Items:
━━━
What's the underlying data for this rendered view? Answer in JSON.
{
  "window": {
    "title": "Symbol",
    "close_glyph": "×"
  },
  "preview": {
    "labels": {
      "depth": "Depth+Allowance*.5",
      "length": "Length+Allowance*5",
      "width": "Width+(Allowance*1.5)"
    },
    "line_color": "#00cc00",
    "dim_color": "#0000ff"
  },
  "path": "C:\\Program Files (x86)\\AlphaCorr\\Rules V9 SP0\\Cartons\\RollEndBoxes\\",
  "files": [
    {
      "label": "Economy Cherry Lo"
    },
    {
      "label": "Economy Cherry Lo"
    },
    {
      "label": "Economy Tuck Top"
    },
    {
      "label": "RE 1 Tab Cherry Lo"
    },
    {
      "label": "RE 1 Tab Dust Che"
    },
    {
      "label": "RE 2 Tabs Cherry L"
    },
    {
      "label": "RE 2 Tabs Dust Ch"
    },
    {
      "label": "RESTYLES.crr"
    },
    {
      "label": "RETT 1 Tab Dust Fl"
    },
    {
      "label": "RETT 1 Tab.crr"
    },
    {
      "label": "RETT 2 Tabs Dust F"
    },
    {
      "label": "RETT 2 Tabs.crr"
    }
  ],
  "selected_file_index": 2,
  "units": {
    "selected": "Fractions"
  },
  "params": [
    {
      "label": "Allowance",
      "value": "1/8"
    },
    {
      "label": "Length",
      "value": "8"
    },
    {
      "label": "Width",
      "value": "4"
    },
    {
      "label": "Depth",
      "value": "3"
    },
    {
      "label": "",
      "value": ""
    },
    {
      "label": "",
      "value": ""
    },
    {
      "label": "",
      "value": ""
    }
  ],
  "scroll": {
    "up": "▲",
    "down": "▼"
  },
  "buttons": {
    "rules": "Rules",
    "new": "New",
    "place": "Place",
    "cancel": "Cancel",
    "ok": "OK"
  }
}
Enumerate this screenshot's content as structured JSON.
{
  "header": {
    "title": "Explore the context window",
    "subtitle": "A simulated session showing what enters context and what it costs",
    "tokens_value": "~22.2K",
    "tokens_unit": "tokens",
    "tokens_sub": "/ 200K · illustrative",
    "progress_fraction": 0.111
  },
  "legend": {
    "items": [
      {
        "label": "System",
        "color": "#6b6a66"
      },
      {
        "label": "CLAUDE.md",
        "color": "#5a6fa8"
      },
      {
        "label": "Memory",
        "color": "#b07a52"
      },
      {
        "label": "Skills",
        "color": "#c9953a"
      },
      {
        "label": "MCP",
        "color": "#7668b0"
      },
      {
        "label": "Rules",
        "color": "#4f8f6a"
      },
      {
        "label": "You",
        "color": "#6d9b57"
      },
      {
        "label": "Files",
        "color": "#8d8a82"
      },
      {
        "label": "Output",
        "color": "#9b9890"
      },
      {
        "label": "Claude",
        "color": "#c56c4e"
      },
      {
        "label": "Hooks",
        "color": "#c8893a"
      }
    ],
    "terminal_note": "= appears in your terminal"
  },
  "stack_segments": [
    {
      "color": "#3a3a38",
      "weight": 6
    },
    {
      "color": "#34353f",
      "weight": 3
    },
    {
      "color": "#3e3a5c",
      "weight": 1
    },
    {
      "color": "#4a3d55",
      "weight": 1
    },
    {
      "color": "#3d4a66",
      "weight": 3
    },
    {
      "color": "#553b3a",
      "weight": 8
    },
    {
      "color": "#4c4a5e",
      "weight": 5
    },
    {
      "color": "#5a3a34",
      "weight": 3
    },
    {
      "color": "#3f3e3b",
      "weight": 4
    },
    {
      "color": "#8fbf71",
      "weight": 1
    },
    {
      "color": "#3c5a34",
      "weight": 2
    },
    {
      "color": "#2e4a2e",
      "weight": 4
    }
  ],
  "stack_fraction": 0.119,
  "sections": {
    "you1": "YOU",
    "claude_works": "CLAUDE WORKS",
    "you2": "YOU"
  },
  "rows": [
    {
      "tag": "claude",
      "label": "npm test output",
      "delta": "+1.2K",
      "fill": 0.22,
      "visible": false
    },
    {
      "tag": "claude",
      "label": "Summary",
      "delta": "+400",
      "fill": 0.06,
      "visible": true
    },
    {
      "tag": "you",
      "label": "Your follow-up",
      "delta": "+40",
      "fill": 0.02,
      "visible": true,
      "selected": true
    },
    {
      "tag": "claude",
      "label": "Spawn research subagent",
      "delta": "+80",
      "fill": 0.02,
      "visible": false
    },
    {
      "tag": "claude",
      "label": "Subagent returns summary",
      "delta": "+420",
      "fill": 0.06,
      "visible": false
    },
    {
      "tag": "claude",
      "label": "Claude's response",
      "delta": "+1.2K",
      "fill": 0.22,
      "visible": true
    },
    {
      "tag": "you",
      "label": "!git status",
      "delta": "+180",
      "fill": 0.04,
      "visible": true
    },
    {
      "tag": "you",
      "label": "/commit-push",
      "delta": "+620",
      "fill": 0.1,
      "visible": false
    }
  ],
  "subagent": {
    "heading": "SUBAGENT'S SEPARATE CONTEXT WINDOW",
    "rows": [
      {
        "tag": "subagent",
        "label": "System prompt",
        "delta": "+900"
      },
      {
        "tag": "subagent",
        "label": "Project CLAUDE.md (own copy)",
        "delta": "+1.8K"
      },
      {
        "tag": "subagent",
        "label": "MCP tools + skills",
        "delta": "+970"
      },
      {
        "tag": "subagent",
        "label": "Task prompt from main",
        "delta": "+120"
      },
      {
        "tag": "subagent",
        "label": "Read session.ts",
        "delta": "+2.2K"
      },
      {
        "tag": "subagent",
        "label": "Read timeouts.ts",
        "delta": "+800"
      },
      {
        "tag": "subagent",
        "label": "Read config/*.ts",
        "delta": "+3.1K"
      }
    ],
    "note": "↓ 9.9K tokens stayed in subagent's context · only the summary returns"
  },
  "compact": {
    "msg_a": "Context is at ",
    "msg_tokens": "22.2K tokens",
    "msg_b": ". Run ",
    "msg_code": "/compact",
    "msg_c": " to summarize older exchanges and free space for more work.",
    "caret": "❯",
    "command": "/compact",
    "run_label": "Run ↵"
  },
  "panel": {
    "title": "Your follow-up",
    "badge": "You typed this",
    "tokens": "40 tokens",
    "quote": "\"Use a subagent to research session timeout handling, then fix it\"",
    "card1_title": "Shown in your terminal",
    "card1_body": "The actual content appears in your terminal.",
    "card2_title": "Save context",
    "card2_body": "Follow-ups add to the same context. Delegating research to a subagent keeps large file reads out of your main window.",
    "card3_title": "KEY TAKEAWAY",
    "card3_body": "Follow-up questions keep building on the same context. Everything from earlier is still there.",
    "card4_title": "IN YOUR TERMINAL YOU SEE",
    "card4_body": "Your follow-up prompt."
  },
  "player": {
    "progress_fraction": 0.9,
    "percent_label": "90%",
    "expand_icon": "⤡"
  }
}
━━━
Goal: Select all lines with the word "Rules" from the entries above.

Result for this exercise:
  "path": "C:\\Program Files (x86)\\AlphaCorr\\Rules V9 SP0\\Cartons\\RollEndBoxes\\",
    "rules": "Rules",
        "label": "Rules",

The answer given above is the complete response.